Information provided section start

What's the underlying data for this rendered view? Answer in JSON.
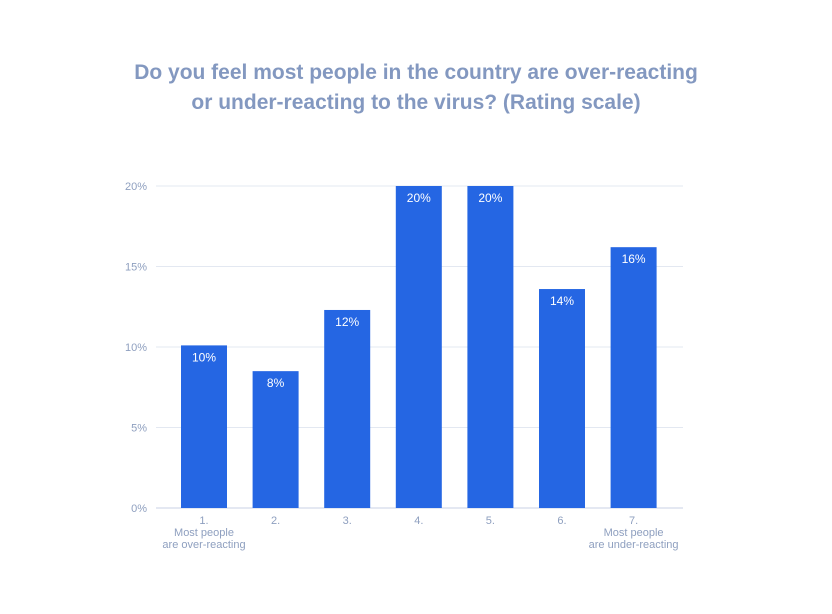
{
  "chart_data": {
    "type": "bar",
    "title_line1": "Do you feel most people in the country are over-reacting",
    "title_line2": "or under-reacting to the virus? (Rating scale)",
    "categories": [
      [
        "1.",
        "Most people",
        "are over-reacting"
      ],
      [
        "2."
      ],
      [
        "3."
      ],
      [
        "4."
      ],
      [
        "5."
      ],
      [
        "6."
      ],
      [
        "7.",
        "Most people",
        "are under-reacting"
      ]
    ],
    "values": [
      10.1,
      8.5,
      12.3,
      20.0,
      20.0,
      13.6,
      16.2
    ],
    "labels": [
      "10%",
      "8%",
      "12%",
      "20%",
      "20%",
      "14%",
      "16%"
    ],
    "yticks": [
      0,
      5,
      10,
      15,
      20
    ],
    "ytick_labels": [
      "0%",
      "5%",
      "10%",
      "15%",
      "20%"
    ],
    "ylim": [
      0,
      20
    ],
    "bar_color": "#2566e3",
    "grid": true
  }
}
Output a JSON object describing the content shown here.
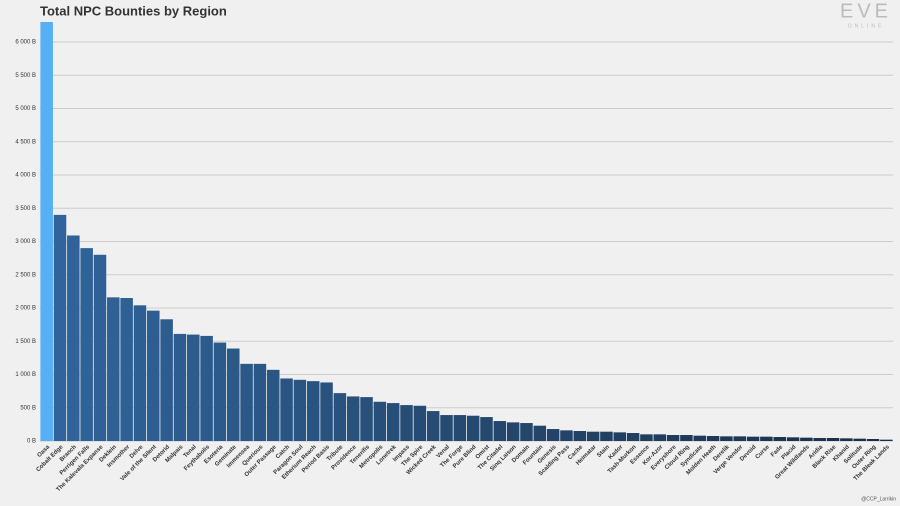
{
  "chart_data": {
    "type": "bar",
    "title": "Total NPC Bounties by Region",
    "logo": "EVE",
    "logo_sub": "ONLINE",
    "credit": "@CCP_Larrikin",
    "categories": [
      "Oasa",
      "Cobalt Edge",
      "Branch",
      "Perrigen Falls",
      "The Kalevala Expanse",
      "Deklein",
      "Insmother",
      "Delve",
      "Vale of the Silent",
      "Detorid",
      "Malpais",
      "Tenal",
      "Feythabolis",
      "Esoteria",
      "Geminate",
      "Immensea",
      "Querious",
      "Outer Passage",
      "Catch",
      "Paragon Soul",
      "Etherium Reach",
      "Period Basis",
      "Tribute",
      "Providence",
      "Tenerifis",
      "Metropolis",
      "Lonetrek",
      "Impass",
      "The Spire",
      "Wicked Creek",
      "Venal",
      "The Forge",
      "Pure Blind",
      "Omist",
      "The Citadel",
      "Sinq Laison",
      "Domain",
      "Fountain",
      "Genesis",
      "Scalding Pass",
      "Cache",
      "Heimatar",
      "Stain",
      "Kador",
      "Tash-Murkon",
      "Essence",
      "Kor-Azor",
      "Everyshore",
      "Cloud Ring",
      "Syndicate",
      "Molden Heath",
      "Derelik",
      "Verge Vendor",
      "Devoid",
      "Curse",
      "Fade",
      "Placid",
      "Great Wildlands",
      "Aridia",
      "Black Rise",
      "Khanid",
      "Solitude",
      "Outer Ring",
      "The Bleak Lands"
    ],
    "values": [
      6300,
      3400,
      3090,
      2900,
      2800,
      2160,
      2150,
      2040,
      1960,
      1830,
      1610,
      1600,
      1580,
      1480,
      1390,
      1160,
      1160,
      1070,
      940,
      920,
      900,
      880,
      720,
      670,
      660,
      590,
      570,
      540,
      530,
      450,
      390,
      390,
      380,
      360,
      300,
      280,
      270,
      230,
      180,
      160,
      150,
      140,
      140,
      130,
      120,
      100,
      100,
      90,
      90,
      80,
      75,
      70,
      70,
      65,
      65,
      60,
      55,
      50,
      45,
      45,
      40,
      35,
      30,
      20
    ],
    "highlight_color": "#55b0f5",
    "color": "#30649a",
    "color_end": "#1a2e46",
    "ylim": [
      0,
      6300
    ],
    "yticks": [
      {
        "value": 0,
        "label": "0 B"
      },
      {
        "value": 500,
        "label": "500 B"
      },
      {
        "value": 1000,
        "label": "1 000 B"
      },
      {
        "value": 1500,
        "label": "1 500 B"
      },
      {
        "value": 2000,
        "label": "2 000 B"
      },
      {
        "value": 2500,
        "label": "2 500 B"
      },
      {
        "value": 3000,
        "label": "3 000 B"
      },
      {
        "value": 3500,
        "label": "3 500 B"
      },
      {
        "value": 4000,
        "label": "4 000 B"
      },
      {
        "value": 4500,
        "label": "4 500 B"
      },
      {
        "value": 5000,
        "label": "5 000 B"
      },
      {
        "value": 5500,
        "label": "5 500 B"
      },
      {
        "value": 6000,
        "label": "6 000 B"
      }
    ],
    "grid": true
  }
}
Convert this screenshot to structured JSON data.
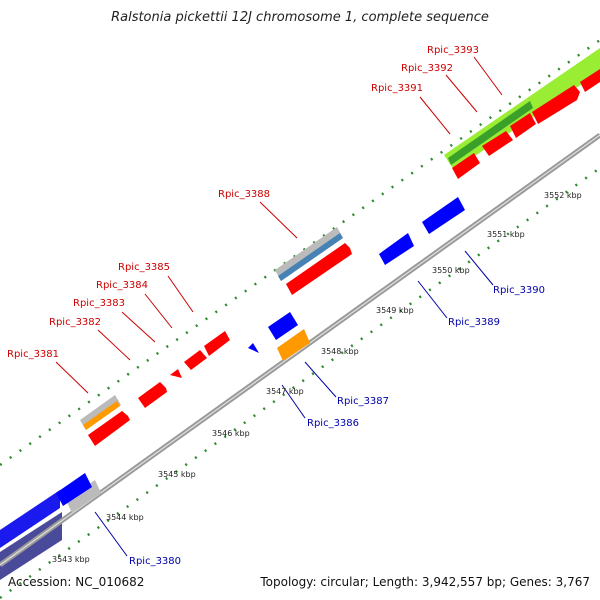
{
  "title": "Ralstonia pickettii 12J chromosome 1, complete sequence",
  "accession": "Accession: NC_010682",
  "summary": "Topology: circular; Length: 3,942,557 bp; Genes: 3,767",
  "colors": {
    "forward_cds": "#ff0000",
    "reverse_cds": "#0000ff",
    "orange": "#ff9900",
    "gray": "#bbbbbb",
    "backbone": "#999999",
    "dots": "#2e8b2e",
    "red_label": "#cc0000",
    "blue_label": "#0000aa"
  },
  "ticks": [
    "3543 kbp",
    "3544 kbp",
    "3545 kbp",
    "3546 kbp",
    "3547 kbp",
    "3548 kbp",
    "3549 kbp",
    "3550 kbp",
    "3551 kbp",
    "3552 kbp"
  ],
  "forward_labels": [
    "Rpic_3381",
    "Rpic_3382",
    "Rpic_3383",
    "Rpic_3384",
    "Rpic_3385",
    "Rpic_3388",
    "Rpic_3391",
    "Rpic_3392",
    "Rpic_3393"
  ],
  "reverse_labels": [
    "Rpic_3380",
    "Rpic_3386",
    "Rpic_3387",
    "Rpic_3389",
    "Rpic_3390"
  ]
}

Information provided section end

Your objective » Repeat each line of the records exactly, dropping the pictures.

Solution below »
What's the underlying data for this rendered view? Answer in JSON.
{
  "chart_data": {
    "type": "bar",
    "title_line1": "Do you feel most people in the country are over-reacting",
    "title_line2": "or under-reacting to the virus? (Rating scale)",
    "categories": [
      [
        "1.",
        "Most people",
        "are over-reacting"
      ],
      [
        "2."
      ],
      [
        "3."
      ],
      [
        "4."
      ],
      [
        "5."
      ],
      [
        "6."
      ],
      [
        "7.",
        "Most people",
        "are under-reacting"
      ]
    ],
    "values": [
      10.1,
      8.5,
      12.3,
      20.0,
      20.0,
      13.6,
      16.2
    ],
    "labels": [
      "10%",
      "8%",
      "12%",
      "20%",
      "20%",
      "14%",
      "16%"
    ],
    "yticks": [
      0,
      5,
      10,
      15,
      20
    ],
    "ytick_labels": [
      "0%",
      "5%",
      "10%",
      "15%",
      "20%"
    ],
    "ylim": [
      0,
      20
    ],
    "bar_color": "#2566e3",
    "grid": true
  }
}
Output a JSON object describing the content shown here.
{
  "chart_data": {
    "type": "bar",
    "title": "Total NPC Bounties by Region",
    "logo": "EVE",
    "logo_sub": "ONLINE",
    "credit": "@CCP_Larrikin",
    "categories": [
      "Oasa",
      "Cobalt Edge",
      "Branch",
      "Perrigen Falls",
      "The Kalevala Expanse",
      "Deklein",
      "Insmother",
      "Delve",
      "Vale of the Silent",
      "Detorid",
      "Malpais",
      "Tenal",
      "Feythabolis",
      "Esoteria",
      "Geminate",
      "Immensea",
      "Querious",
      "Outer Passage",
      "Catch",
      "Paragon Soul",
      "Etherium Reach",
      "Period Basis",
      "Tribute",
      "Providence",
      "Tenerifis",
      "Metropolis",
      "Lonetrek",
      "Impass",
      "The Spire",
      "Wicked Creek",
      "Venal",
      "The Forge",
      "Pure Blind",
      "Omist",
      "The Citadel",
      "Sinq Laison",
      "Domain",
      "Fountain",
      "Genesis",
      "Scalding Pass",
      "Cache",
      "Heimatar",
      "Stain",
      "Kador",
      "Tash-Murkon",
      "Essence",
      "Kor-Azor",
      "Everyshore",
      "Cloud Ring",
      "Syndicate",
      "Molden Heath",
      "Derelik",
      "Verge Vendor",
      "Devoid",
      "Curse",
      "Fade",
      "Placid",
      "Great Wildlands",
      "Aridia",
      "Black Rise",
      "Khanid",
      "Solitude",
      "Outer Ring",
      "The Bleak Lands"
    ],
    "values": [
      6300,
      3400,
      3090,
      2900,
      2800,
      2160,
      2150,
      2040,
      1960,
      1830,
      1610,
      1600,
      1580,
      1480,
      1390,
      1160,
      1160,
      1070,
      940,
      920,
      900,
      880,
      720,
      670,
      660,
      590,
      570,
      540,
      530,
      450,
      390,
      390,
      380,
      360,
      300,
      280,
      270,
      230,
      180,
      160,
      150,
      140,
      140,
      130,
      120,
      100,
      100,
      90,
      90,
      80,
      75,
      70,
      70,
      65,
      65,
      60,
      55,
      50,
      45,
      45,
      40,
      35,
      30,
      20
    ],
    "highlight_color": "#55b0f5",
    "color": "#30649a",
    "color_end": "#1a2e46",
    "ylim": [
      0,
      6300
    ],
    "yticks": [
      {
        "value": 0,
        "label": "0 B"
      },
      {
        "value": 500,
        "label": "500 B"
      },
      {
        "value": 1000,
        "label": "1 000 B"
      },
      {
        "value": 1500,
        "label": "1 500 B"
      },
      {
        "value": 2000,
        "label": "2 000 B"
      },
      {
        "value": 2500,
        "label": "2 500 B"
      },
      {
        "value": 3000,
        "label": "3 000 B"
      },
      {
        "value": 3500,
        "label": "3 500 B"
      },
      {
        "value": 4000,
        "label": "4 000 B"
      },
      {
        "value": 4500,
        "label": "4 500 B"
      },
      {
        "value": 5000,
        "label": "5 000 B"
      },
      {
        "value": 5500,
        "label": "5 500 B"
      },
      {
        "value": 6000,
        "label": "6 000 B"
      }
    ],
    "grid": true
  }
}
Convert this screenshot to structured JSON data.
{
  "title": "Ralstonia pickettii 12J chromosome 1, complete sequence",
  "accession": "Accession: NC_010682",
  "summary": "Topology: circular; Length: 3,942,557 bp; Genes: 3,767",
  "colors": {
    "forward_cds": "#ff0000",
    "reverse_cds": "#0000ff",
    "orange": "#ff9900",
    "gray": "#bbbbbb",
    "backbone": "#999999",
    "dots": "#2e8b2e",
    "red_label": "#cc0000",
    "blue_label": "#0000aa"
  },
  "ticks": [
    "3543 kbp",
    "3544 kbp",
    "3545 kbp",
    "3546 kbp",
    "3547 kbp",
    "3548 kbp",
    "3549 kbp",
    "3550 kbp",
    "3551 kbp",
    "3552 kbp"
  ],
  "forward_labels": [
    "Rpic_3381",
    "Rpic_3382",
    "Rpic_3383",
    "Rpic_3384",
    "Rpic_3385",
    "Rpic_3388",
    "Rpic_3391",
    "Rpic_3392",
    "Rpic_3393"
  ],
  "reverse_labels": [
    "Rpic_3380",
    "Rpic_3386",
    "Rpic_3387",
    "Rpic_3389",
    "Rpic_3390"
  ]
}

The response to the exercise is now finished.